-- begin --
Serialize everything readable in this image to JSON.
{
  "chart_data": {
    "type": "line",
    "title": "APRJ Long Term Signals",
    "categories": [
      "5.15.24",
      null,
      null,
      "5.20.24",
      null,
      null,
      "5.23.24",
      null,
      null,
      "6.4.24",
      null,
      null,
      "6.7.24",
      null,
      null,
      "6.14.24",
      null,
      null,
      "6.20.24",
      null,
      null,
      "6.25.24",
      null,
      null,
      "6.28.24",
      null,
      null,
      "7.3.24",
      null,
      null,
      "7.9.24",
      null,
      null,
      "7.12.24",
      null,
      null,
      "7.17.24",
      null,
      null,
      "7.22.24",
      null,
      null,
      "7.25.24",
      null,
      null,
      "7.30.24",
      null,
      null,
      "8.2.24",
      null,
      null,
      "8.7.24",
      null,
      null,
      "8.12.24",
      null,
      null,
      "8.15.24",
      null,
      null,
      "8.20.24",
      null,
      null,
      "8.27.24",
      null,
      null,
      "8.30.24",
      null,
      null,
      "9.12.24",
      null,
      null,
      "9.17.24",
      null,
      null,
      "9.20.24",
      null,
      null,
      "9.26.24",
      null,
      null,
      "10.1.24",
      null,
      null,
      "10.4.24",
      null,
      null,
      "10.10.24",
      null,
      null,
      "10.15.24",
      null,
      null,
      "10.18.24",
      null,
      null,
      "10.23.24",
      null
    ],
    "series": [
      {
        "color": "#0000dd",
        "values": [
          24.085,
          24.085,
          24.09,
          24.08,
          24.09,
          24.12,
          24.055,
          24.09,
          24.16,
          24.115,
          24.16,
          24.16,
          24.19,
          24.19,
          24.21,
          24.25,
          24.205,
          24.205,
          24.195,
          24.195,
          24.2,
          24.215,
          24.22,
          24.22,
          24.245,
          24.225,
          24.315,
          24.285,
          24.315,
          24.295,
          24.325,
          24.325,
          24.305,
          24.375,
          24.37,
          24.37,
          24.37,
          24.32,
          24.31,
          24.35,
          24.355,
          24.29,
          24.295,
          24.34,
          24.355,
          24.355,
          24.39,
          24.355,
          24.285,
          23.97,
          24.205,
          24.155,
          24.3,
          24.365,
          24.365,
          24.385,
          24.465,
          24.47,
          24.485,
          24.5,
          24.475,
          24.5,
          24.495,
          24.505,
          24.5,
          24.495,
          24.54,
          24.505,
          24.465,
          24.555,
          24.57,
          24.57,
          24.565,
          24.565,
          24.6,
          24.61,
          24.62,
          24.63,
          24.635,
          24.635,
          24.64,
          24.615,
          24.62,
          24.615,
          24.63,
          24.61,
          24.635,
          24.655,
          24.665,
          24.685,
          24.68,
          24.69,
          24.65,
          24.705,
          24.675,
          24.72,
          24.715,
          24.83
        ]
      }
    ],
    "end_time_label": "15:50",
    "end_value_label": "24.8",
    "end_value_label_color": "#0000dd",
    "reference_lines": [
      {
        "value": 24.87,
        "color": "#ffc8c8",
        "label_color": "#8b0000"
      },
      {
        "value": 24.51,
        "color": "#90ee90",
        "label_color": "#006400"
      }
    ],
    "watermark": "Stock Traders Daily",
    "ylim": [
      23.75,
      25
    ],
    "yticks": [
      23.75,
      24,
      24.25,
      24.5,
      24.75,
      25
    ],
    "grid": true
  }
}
-- end --
Task details: Transcribe each entry exactly.

Exercise result:
Serialize everything readable in this image to JSON.
{
  "chart_data": {
    "type": "line",
    "title": "APRJ Long Term Signals",
    "categories": [
      "5.15.24",
      null,
      null,
      "5.20.24",
      null,
      null,
      "5.23.24",
      null,
      null,
      "6.4.24",
      null,
      null,
      "6.7.24",
      null,
      null,
      "6.14.24",
      null,
      null,
      "6.20.24",
      null,
      null,
      "6.25.24",
      null,
      null,
      "6.28.24",
      null,
      null,
      "7.3.24",
      null,
      null,
      "7.9.24",
      null,
      null,
      "7.12.24",
      null,
      null,
      "7.17.24",
      null,
      null,
      "7.22.24",
      null,
      null,
      "7.25.24",
      null,
      null,
      "7.30.24",
      null,
      null,
      "8.2.24",
      null,
      null,
      "8.7.24",
      null,
      null,
      "8.12.24",
      null,
      null,
      "8.15.24",
      null,
      null,
      "8.20.24",
      null,
      null,
      "8.27.24",
      null,
      null,
      "8.30.24",
      null,
      null,
      "9.12.24",
      null,
      null,
      "9.17.24",
      null,
      null,
      "9.20.24",
      null,
      null,
      "9.26.24",
      null,
      null,
      "10.1.24",
      null,
      null,
      "10.4.24",
      null,
      null,
      "10.10.24",
      null,
      null,
      "10.15.24",
      null,
      null,
      "10.18.24",
      null,
      null,
      "10.23.24",
      null
    ],
    "series": [
      {
        "color": "#0000dd",
        "values": [
          24.085,
          24.085,
          24.09,
          24.08,
          24.09,
          24.12,
          24.055,
          24.09,
          24.16,
          24.115,
          24.16,
          24.16,
          24.19,
          24.19,
          24.21,
          24.25,
          24.205,
          24.205,
          24.195,
          24.195,
          24.2,
          24.215,
          24.22,
          24.22,
          24.245,
          24.225,
          24.315,
          24.285,
          24.315,
          24.295,
          24.325,
          24.325,
          24.305,
          24.375,
          24.37,
          24.37,
          24.37,
          24.32,
          24.31,
          24.35,
          24.355,
          24.29,
          24.295,
          24.34,
          24.355,
          24.355,
          24.39,
          24.355,
          24.285,
          23.97,
          24.205,
          24.155,
          24.3,
          24.365,
          24.365,
          24.385,
          24.465,
          24.47,
          24.485,
          24.5,
          24.475,
          24.5,
          24.495,
          24.505,
          24.5,
          24.495,
          24.54,
          24.505,
          24.465,
          24.555,
          24.57,
          24.57,
          24.565,
          24.565,
          24.6,
          24.61,
          24.62,
          24.63,
          24.635,
          24.635,
          24.64,
          24.615,
          24.62,
          24.615,
          24.63,
          24.61,
          24.635,
          24.655,
          24.665,
          24.685,
          24.68,
          24.69,
          24.65,
          24.705,
          24.675,
          24.72,
          24.715,
          24.83
        ]
      }
    ],
    "end_time_label": "15:50",
    "end_value_label": "24.8",
    "end_value_label_color": "#0000dd",
    "reference_lines": [
      {
        "value": 24.87,
        "color": "#ffc8c8",
        "label_color": "#8b0000"
      },
      {
        "value": 24.51,
        "color": "#90ee90",
        "label_color": "#006400"
      }
    ],
    "watermark": "Stock Traders Daily",
    "ylim": [
      23.75,
      25
    ],
    "yticks": [
      23.75,
      24,
      24.25,
      24.5,
      24.75,
      25
    ],
    "grid": true
  }
}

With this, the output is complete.